- Set exercise: Could you echo the lines from the very first one through the line containing "stat-text: emissions are bbox=[34, 570, 143, 588]", including both ends, with no changes?

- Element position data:
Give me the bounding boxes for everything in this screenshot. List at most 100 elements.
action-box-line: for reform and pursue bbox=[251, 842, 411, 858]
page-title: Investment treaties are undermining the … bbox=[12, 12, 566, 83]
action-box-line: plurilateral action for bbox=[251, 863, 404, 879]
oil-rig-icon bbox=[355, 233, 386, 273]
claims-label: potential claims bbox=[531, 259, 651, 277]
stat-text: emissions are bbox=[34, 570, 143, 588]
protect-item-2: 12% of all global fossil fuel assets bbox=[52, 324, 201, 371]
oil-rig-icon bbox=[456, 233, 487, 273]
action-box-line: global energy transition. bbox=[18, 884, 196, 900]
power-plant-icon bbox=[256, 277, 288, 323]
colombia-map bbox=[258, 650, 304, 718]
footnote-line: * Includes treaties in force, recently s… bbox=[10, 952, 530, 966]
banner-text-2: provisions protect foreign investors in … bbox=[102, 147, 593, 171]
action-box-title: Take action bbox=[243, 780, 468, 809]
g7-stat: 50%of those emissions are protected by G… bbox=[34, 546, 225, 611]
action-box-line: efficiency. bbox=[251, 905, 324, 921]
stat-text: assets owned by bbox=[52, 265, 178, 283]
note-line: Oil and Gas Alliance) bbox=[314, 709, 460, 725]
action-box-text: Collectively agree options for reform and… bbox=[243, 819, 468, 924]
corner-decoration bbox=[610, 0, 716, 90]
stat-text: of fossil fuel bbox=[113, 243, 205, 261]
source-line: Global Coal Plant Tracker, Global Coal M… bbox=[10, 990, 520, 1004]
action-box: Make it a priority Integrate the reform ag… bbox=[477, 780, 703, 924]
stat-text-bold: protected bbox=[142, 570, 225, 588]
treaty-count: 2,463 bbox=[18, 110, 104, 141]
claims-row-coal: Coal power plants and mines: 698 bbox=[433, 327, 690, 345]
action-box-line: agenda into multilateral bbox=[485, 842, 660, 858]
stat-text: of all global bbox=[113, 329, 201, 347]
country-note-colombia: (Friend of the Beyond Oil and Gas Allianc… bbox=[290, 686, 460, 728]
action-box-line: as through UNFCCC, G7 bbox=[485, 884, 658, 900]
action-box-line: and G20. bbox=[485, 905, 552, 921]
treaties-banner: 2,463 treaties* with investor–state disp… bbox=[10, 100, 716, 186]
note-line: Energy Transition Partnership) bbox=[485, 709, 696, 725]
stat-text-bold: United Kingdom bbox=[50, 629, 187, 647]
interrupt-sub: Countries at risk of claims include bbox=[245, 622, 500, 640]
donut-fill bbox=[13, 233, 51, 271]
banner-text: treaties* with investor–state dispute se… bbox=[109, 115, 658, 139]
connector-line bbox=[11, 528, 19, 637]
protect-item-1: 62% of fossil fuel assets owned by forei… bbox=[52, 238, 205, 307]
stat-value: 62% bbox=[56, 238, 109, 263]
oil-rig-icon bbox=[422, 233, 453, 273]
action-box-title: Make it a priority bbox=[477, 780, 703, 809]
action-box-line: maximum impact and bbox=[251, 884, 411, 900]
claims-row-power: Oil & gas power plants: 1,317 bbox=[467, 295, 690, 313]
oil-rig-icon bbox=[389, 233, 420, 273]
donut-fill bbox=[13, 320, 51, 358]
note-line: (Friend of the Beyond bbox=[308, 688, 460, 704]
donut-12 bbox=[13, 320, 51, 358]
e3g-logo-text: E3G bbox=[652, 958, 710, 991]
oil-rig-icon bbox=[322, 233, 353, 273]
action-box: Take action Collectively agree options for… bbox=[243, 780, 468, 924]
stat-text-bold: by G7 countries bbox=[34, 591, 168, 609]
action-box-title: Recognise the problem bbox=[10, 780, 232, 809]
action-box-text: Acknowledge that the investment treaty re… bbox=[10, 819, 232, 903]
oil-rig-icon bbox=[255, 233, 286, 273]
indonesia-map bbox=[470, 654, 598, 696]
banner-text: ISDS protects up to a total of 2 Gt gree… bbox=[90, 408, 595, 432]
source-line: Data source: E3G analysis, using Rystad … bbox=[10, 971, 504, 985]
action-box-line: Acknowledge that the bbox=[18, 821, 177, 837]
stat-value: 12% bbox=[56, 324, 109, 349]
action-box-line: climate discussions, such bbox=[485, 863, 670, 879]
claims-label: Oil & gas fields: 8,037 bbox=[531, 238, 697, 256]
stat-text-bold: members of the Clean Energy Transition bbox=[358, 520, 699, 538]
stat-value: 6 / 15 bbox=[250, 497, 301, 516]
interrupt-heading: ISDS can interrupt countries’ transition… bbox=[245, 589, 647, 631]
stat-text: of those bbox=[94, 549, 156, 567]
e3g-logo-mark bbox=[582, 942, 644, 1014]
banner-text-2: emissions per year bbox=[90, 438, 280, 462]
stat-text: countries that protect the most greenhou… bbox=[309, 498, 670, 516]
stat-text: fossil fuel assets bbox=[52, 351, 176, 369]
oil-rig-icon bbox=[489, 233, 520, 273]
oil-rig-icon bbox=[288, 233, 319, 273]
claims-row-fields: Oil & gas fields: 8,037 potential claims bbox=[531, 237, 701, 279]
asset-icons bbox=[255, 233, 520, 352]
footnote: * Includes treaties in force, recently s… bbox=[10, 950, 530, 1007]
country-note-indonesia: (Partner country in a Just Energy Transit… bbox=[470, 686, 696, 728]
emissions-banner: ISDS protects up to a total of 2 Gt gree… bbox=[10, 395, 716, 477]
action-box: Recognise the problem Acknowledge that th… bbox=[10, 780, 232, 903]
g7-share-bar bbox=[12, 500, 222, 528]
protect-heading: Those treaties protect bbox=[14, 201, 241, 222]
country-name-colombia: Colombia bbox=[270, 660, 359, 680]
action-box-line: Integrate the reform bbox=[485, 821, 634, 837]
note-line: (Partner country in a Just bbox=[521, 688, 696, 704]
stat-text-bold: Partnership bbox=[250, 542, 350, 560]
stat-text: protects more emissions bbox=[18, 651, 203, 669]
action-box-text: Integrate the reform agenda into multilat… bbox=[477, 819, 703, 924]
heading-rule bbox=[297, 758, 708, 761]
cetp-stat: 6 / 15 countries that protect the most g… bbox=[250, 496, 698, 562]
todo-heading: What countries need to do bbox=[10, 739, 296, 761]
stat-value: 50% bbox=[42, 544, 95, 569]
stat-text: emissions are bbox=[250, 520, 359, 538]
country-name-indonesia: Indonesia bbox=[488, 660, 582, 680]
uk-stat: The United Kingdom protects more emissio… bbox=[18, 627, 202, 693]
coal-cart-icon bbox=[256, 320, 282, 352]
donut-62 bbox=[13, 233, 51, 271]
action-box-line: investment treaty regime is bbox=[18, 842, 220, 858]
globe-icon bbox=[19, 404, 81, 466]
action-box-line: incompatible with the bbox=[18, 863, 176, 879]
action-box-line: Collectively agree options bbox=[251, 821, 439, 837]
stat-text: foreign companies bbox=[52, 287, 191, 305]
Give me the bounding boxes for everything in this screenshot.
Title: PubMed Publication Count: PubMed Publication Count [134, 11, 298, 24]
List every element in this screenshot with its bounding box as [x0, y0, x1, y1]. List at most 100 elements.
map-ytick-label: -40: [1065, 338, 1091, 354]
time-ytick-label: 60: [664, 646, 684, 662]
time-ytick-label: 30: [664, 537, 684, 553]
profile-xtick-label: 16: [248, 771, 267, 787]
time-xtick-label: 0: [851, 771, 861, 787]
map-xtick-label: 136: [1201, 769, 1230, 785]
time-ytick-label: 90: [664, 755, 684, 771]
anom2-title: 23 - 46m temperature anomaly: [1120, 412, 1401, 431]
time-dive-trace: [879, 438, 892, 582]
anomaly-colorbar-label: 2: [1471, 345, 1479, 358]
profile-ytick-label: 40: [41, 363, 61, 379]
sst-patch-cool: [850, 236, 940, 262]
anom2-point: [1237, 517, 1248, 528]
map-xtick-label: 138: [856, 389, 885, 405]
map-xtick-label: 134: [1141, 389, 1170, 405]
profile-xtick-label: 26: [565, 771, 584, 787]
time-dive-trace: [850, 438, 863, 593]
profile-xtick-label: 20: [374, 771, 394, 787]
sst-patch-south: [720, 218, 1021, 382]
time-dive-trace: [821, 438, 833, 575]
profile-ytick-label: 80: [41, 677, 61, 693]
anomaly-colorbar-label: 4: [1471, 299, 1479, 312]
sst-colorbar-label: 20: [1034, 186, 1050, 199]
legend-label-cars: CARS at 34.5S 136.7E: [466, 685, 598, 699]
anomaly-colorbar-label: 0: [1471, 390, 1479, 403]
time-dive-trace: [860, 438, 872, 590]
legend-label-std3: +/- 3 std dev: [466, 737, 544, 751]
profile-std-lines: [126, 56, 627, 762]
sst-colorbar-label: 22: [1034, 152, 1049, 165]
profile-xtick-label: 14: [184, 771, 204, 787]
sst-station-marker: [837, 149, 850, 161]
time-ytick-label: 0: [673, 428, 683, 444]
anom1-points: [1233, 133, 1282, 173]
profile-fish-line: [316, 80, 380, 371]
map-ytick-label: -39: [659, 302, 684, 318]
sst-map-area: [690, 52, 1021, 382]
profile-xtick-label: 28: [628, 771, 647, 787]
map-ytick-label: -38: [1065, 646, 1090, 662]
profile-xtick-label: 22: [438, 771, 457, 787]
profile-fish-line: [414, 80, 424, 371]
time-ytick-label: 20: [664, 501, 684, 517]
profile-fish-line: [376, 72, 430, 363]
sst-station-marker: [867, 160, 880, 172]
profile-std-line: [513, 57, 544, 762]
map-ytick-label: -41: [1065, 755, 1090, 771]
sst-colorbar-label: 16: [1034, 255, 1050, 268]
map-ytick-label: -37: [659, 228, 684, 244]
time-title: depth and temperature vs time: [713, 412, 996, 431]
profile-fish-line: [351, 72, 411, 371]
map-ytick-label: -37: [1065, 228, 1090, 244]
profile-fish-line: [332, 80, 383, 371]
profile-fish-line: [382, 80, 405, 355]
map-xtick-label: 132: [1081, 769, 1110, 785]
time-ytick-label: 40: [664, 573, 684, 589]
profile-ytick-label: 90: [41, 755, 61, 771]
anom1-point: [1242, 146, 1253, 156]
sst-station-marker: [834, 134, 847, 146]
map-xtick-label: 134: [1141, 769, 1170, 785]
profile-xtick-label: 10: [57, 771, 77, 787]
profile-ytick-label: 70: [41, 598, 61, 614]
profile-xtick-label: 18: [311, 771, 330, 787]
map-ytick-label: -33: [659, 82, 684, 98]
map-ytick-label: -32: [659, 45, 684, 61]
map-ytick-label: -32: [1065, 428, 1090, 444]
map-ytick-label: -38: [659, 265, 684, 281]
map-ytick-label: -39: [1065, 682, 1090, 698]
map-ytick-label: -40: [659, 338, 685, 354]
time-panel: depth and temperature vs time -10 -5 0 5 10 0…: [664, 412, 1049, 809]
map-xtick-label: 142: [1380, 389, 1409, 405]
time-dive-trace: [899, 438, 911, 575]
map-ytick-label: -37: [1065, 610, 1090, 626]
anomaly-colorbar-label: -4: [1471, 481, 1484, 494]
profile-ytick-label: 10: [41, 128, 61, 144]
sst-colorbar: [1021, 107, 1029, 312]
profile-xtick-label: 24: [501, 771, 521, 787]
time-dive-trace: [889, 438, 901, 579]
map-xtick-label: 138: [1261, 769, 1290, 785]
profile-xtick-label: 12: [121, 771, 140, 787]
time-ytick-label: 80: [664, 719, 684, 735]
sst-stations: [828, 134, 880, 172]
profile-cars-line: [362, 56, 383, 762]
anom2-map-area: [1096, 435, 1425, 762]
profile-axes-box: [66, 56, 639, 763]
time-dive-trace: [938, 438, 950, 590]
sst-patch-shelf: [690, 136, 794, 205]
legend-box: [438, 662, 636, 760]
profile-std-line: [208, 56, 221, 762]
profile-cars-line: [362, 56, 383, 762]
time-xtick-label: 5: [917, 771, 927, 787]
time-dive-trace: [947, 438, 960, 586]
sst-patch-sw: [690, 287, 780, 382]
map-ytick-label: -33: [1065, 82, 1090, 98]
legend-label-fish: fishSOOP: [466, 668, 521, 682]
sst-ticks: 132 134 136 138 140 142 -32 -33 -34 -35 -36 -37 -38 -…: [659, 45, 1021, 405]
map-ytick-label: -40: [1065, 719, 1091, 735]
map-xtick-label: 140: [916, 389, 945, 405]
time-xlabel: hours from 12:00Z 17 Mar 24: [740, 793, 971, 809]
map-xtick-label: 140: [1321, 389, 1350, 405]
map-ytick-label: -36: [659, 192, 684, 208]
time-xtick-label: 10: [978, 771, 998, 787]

- Expected answer:
Give me the bounding boxes for everything in this screenshot. List at most 100 elements.
action-box-line: for reform and pursue bbox=[251, 842, 411, 858]
page-title: Investment treaties are undermining the … bbox=[12, 12, 566, 83]
action-box-line: plurilateral action for bbox=[251, 863, 404, 879]
oil-rig-icon bbox=[355, 233, 386, 273]
claims-label: potential claims bbox=[531, 259, 651, 277]
stat-text: emissions are bbox=[34, 570, 143, 588]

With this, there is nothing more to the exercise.